• [REQUIREMENT] Write out the records below once more, exactly as they stand.

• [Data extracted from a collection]
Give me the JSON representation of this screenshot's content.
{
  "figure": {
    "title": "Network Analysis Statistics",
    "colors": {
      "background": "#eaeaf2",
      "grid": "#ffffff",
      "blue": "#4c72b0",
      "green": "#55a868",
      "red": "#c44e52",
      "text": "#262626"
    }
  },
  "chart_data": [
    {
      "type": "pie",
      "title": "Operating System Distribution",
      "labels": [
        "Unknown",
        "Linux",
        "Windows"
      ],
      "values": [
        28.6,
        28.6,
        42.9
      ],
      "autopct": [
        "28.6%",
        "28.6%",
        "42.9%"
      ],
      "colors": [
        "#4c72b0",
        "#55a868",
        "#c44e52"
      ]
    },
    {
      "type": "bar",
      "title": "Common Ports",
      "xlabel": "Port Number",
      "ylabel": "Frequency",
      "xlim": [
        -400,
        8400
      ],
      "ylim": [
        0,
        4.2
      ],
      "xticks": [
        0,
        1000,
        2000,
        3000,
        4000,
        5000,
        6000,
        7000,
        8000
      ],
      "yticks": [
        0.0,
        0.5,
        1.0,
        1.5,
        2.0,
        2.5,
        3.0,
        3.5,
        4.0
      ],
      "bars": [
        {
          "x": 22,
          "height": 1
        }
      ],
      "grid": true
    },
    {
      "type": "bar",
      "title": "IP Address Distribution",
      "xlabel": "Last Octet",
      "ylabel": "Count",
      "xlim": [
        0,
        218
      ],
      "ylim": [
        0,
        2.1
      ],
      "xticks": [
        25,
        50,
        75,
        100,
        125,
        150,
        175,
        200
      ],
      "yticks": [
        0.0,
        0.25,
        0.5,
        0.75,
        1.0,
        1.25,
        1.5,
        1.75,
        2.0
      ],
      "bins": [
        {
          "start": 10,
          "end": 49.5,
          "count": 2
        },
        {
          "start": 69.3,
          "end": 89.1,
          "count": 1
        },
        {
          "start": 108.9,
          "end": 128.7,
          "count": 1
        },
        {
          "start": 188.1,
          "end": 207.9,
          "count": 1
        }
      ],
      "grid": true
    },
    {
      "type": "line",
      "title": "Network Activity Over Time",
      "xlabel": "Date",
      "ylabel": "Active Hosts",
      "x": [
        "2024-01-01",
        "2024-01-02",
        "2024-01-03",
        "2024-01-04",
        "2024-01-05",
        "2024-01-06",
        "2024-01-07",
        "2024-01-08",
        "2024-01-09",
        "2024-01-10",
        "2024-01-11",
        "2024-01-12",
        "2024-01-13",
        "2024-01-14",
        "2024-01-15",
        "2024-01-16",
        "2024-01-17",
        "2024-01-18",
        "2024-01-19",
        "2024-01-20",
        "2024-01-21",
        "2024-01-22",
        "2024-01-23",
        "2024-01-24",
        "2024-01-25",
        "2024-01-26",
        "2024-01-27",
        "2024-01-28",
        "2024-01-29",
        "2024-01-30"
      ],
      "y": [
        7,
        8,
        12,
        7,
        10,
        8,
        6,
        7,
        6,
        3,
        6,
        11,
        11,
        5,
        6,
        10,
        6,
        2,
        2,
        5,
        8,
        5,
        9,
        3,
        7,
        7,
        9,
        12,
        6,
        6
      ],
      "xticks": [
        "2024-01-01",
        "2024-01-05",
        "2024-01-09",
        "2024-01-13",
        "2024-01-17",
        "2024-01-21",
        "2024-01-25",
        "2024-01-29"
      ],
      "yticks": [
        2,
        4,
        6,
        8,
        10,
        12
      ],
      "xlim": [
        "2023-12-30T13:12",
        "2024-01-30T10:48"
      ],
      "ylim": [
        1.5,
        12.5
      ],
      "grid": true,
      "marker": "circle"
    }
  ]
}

• [FINISHED TASK]
Give me the JSON representation of this screenshot's content.
{
  "figure": {
    "title": "Network Analysis Statistics",
    "colors": {
      "background": "#eaeaf2",
      "grid": "#ffffff",
      "blue": "#4c72b0",
      "green": "#55a868",
      "red": "#c44e52",
      "text": "#262626"
    }
  },
  "chart_data": [
    {
      "type": "pie",
      "title": "Operating System Distribution",
      "labels": [
        "Unknown",
        "Linux",
        "Windows"
      ],
      "values": [
        28.6,
        28.6,
        42.9
      ],
      "autopct": [
        "28.6%",
        "28.6%",
        "42.9%"
      ],
      "colors": [
        "#4c72b0",
        "#55a868",
        "#c44e52"
      ]
    },
    {
      "type": "bar",
      "title": "Common Ports",
      "xlabel": "Port Number",
      "ylabel": "Frequency",
      "xlim": [
        -400,
        8400
      ],
      "ylim": [
        0,
        4.2
      ],
      "xticks": [
        0,
        1000,
        2000,
        3000,
        4000,
        5000,
        6000,
        7000,
        8000
      ],
      "yticks": [
        0.0,
        0.5,
        1.0,
        1.5,
        2.0,
        2.5,
        3.0,
        3.5,
        4.0
      ],
      "bars": [
        {
          "x": 22,
          "height": 1
        }
      ],
      "grid": true
    },
    {
      "type": "bar",
      "title": "IP Address Distribution",
      "xlabel": "Last Octet",
      "ylabel": "Count",
      "xlim": [
        0,
        218
      ],
      "ylim": [
        0,
        2.1
      ],
      "xticks": [
        25,
        50,
        75,
        100,
        125,
        150,
        175,
        200
      ],
      "yticks": [
        0.0,
        0.25,
        0.5,
        0.75,
        1.0,
        1.25,
        1.5,
        1.75,
        2.0
      ],
      "bins": [
        {
          "start": 10,
          "end": 49.5,
          "count": 2
        },
        {
          "start": 69.3,
          "end": 89.1,
          "count": 1
        },
        {
          "start": 108.9,
          "end": 128.7,
          "count": 1
        },
        {
          "start": 188.1,
          "end": 207.9,
          "count": 1
        }
      ],
      "grid": true
    },
    {
      "type": "line",
      "title": "Network Activity Over Time",
      "xlabel": "Date",
      "ylabel": "Active Hosts",
      "x": [
        "2024-01-01",
        "2024-01-02",
        "2024-01-03",
        "2024-01-04",
        "2024-01-05",
        "2024-01-06",
        "2024-01-07",
        "2024-01-08",
        "2024-01-09",
        "2024-01-10",
        "2024-01-11",
        "2024-01-12",
        "2024-01-13",
        "2024-01-14",
        "2024-01-15",
        "2024-01-16",
        "2024-01-17",
        "2024-01-18",
        "2024-01-19",
        "2024-01-20",
        "2024-01-21",
        "2024-01-22",
        "2024-01-23",
        "2024-01-24",
        "2024-01-25",
        "2024-01-26",
        "2024-01-27",
        "2024-01-28",
        "2024-01-29",
        "2024-01-30"
      ],
      "y": [
        7,
        8,
        12,
        7,
        10,
        8,
        6,
        7,
        6,
        3,
        6,
        11,
        11,
        5,
        6,
        10,
        6,
        2,
        2,
        5,
        8,
        5,
        9,
        3,
        7,
        7,
        9,
        12,
        6,
        6
      ],
      "xticks": [
        "2024-01-01",
        "2024-01-05",
        "2024-01-09",
        "2024-01-13",
        "2024-01-17",
        "2024-01-21",
        "2024-01-25",
        "2024-01-29"
      ],
      "yticks": [
        2,
        4,
        6,
        8,
        10,
        12
      ],
      "xlim": [
        "2023-12-30T13:12",
        "2024-01-30T10:48"
      ],
      "ylim": [
        1.5,
        12.5
      ],
      "grid": true,
      "marker": "circle"
    }
  ]
}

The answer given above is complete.